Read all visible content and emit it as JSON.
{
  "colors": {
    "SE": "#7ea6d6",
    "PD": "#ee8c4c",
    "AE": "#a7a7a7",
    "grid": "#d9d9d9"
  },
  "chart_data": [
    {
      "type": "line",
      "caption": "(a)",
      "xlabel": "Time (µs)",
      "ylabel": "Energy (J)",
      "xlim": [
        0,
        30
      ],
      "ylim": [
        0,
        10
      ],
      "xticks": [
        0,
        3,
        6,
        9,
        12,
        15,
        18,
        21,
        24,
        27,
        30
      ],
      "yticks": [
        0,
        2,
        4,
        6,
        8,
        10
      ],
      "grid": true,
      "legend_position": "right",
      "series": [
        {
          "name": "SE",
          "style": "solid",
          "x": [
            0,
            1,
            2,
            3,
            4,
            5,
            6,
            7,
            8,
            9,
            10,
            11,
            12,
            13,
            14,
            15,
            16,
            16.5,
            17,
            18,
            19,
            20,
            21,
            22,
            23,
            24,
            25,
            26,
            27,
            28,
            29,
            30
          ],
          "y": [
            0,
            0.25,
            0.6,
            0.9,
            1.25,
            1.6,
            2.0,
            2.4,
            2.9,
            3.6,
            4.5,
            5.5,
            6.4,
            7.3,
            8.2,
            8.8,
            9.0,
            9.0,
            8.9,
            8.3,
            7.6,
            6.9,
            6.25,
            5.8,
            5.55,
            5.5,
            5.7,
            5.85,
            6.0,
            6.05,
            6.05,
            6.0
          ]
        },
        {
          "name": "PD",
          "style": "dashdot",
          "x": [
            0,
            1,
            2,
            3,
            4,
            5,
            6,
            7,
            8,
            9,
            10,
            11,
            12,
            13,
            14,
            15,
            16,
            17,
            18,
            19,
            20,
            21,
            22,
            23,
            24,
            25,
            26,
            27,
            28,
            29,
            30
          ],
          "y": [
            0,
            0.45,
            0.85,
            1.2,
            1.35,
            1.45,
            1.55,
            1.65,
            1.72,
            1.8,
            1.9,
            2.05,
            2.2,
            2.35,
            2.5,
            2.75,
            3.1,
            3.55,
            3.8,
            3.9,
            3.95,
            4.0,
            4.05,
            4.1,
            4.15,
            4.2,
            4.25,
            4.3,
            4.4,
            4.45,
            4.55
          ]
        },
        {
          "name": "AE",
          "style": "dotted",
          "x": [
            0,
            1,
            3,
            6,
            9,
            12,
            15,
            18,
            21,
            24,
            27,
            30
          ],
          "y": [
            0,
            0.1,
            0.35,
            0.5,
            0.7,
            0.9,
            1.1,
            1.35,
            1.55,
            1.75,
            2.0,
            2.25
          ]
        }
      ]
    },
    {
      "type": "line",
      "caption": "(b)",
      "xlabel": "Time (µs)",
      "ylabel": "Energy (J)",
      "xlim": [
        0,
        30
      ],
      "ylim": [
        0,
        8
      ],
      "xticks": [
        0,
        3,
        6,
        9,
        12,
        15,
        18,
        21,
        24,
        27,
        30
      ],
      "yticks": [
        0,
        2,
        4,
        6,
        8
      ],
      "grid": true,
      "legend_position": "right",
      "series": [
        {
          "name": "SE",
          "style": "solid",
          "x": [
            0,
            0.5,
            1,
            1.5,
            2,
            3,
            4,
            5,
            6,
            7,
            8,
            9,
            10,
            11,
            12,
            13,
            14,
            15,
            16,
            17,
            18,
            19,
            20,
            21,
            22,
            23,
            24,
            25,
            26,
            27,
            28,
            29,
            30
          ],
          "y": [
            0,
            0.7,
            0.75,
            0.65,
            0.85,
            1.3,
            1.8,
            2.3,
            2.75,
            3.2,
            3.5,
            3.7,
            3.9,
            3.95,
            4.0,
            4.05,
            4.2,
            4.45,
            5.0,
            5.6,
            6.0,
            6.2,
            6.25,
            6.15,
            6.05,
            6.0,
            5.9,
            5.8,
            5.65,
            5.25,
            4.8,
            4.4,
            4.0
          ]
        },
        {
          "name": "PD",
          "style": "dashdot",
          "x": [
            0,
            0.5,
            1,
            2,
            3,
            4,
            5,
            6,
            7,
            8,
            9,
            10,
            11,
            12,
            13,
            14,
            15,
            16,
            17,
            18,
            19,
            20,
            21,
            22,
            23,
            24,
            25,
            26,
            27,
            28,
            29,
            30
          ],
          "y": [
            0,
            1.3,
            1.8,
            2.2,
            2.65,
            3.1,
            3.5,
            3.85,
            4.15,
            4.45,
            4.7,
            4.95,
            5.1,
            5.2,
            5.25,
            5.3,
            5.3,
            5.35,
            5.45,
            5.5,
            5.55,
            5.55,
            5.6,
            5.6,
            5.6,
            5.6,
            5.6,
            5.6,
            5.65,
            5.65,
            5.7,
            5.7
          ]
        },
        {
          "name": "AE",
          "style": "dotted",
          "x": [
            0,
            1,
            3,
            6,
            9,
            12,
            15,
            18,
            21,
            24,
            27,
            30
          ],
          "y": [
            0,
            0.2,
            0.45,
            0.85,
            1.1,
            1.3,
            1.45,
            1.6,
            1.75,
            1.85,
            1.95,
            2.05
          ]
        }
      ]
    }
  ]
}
○ ○ ○
Prompt -> Reproduce the entries above in full, verbatim.

Task output ->
Read all visible content and emit it as JSON.
{
  "colors": {
    "SE": "#7ea6d6",
    "PD": "#ee8c4c",
    "AE": "#a7a7a7",
    "grid": "#d9d9d9"
  },
  "chart_data": [
    {
      "type": "line",
      "caption": "(a)",
      "xlabel": "Time (µs)",
      "ylabel": "Energy (J)",
      "xlim": [
        0,
        30
      ],
      "ylim": [
        0,
        10
      ],
      "xticks": [
        0,
        3,
        6,
        9,
        12,
        15,
        18,
        21,
        24,
        27,
        30
      ],
      "yticks": [
        0,
        2,
        4,
        6,
        8,
        10
      ],
      "grid": true,
      "legend_position": "right",
      "series": [
        {
          "name": "SE",
          "style": "solid",
          "x": [
            0,
            1,
            2,
            3,
            4,
            5,
            6,
            7,
            8,
            9,
            10,
            11,
            12,
            13,
            14,
            15,
            16,
            16.5,
            17,
            18,
            19,
            20,
            21,
            22,
            23,
            24,
            25,
            26,
            27,
            28,
            29,
            30
          ],
          "y": [
            0,
            0.25,
            0.6,
            0.9,
            1.25,
            1.6,
            2.0,
            2.4,
            2.9,
            3.6,
            4.5,
            5.5,
            6.4,
            7.3,
            8.2,
            8.8,
            9.0,
            9.0,
            8.9,
            8.3,
            7.6,
            6.9,
            6.25,
            5.8,
            5.55,
            5.5,
            5.7,
            5.85,
            6.0,
            6.05,
            6.05,
            6.0
          ]
        },
        {
          "name": "PD",
          "style": "dashdot",
          "x": [
            0,
            1,
            2,
            3,
            4,
            5,
            6,
            7,
            8,
            9,
            10,
            11,
            12,
            13,
            14,
            15,
            16,
            17,
            18,
            19,
            20,
            21,
            22,
            23,
            24,
            25,
            26,
            27,
            28,
            29,
            30
          ],
          "y": [
            0,
            0.45,
            0.85,
            1.2,
            1.35,
            1.45,
            1.55,
            1.65,
            1.72,
            1.8,
            1.9,
            2.05,
            2.2,
            2.35,
            2.5,
            2.75,
            3.1,
            3.55,
            3.8,
            3.9,
            3.95,
            4.0,
            4.05,
            4.1,
            4.15,
            4.2,
            4.25,
            4.3,
            4.4,
            4.45,
            4.55
          ]
        },
        {
          "name": "AE",
          "style": "dotted",
          "x": [
            0,
            1,
            3,
            6,
            9,
            12,
            15,
            18,
            21,
            24,
            27,
            30
          ],
          "y": [
            0,
            0.1,
            0.35,
            0.5,
            0.7,
            0.9,
            1.1,
            1.35,
            1.55,
            1.75,
            2.0,
            2.25
          ]
        }
      ]
    },
    {
      "type": "line",
      "caption": "(b)",
      "xlabel": "Time (µs)",
      "ylabel": "Energy (J)",
      "xlim": [
        0,
        30
      ],
      "ylim": [
        0,
        8
      ],
      "xticks": [
        0,
        3,
        6,
        9,
        12,
        15,
        18,
        21,
        24,
        27,
        30
      ],
      "yticks": [
        0,
        2,
        4,
        6,
        8
      ],
      "grid": true,
      "legend_position": "right",
      "series": [
        {
          "name": "SE",
          "style": "solid",
          "x": [
            0,
            0.5,
            1,
            1.5,
            2,
            3,
            4,
            5,
            6,
            7,
            8,
            9,
            10,
            11,
            12,
            13,
            14,
            15,
            16,
            17,
            18,
            19,
            20,
            21,
            22,
            23,
            24,
            25,
            26,
            27,
            28,
            29,
            30
          ],
          "y": [
            0,
            0.7,
            0.75,
            0.65,
            0.85,
            1.3,
            1.8,
            2.3,
            2.75,
            3.2,
            3.5,
            3.7,
            3.9,
            3.95,
            4.0,
            4.05,
            4.2,
            4.45,
            5.0,
            5.6,
            6.0,
            6.2,
            6.25,
            6.15,
            6.05,
            6.0,
            5.9,
            5.8,
            5.65,
            5.25,
            4.8,
            4.4,
            4.0
          ]
        },
        {
          "name": "PD",
          "style": "dashdot",
          "x": [
            0,
            0.5,
            1,
            2,
            3,
            4,
            5,
            6,
            7,
            8,
            9,
            10,
            11,
            12,
            13,
            14,
            15,
            16,
            17,
            18,
            19,
            20,
            21,
            22,
            23,
            24,
            25,
            26,
            27,
            28,
            29,
            30
          ],
          "y": [
            0,
            1.3,
            1.8,
            2.2,
            2.65,
            3.1,
            3.5,
            3.85,
            4.15,
            4.45,
            4.7,
            4.95,
            5.1,
            5.2,
            5.25,
            5.3,
            5.3,
            5.35,
            5.45,
            5.5,
            5.55,
            5.55,
            5.6,
            5.6,
            5.6,
            5.6,
            5.6,
            5.6,
            5.65,
            5.65,
            5.7,
            5.7
          ]
        },
        {
          "name": "AE",
          "style": "dotted",
          "x": [
            0,
            1,
            3,
            6,
            9,
            12,
            15,
            18,
            21,
            24,
            27,
            30
          ],
          "y": [
            0,
            0.2,
            0.45,
            0.85,
            1.1,
            1.3,
            1.45,
            1.6,
            1.75,
            1.85,
            1.95,
            2.05
          ]
        }
      ]
    }
  ]
}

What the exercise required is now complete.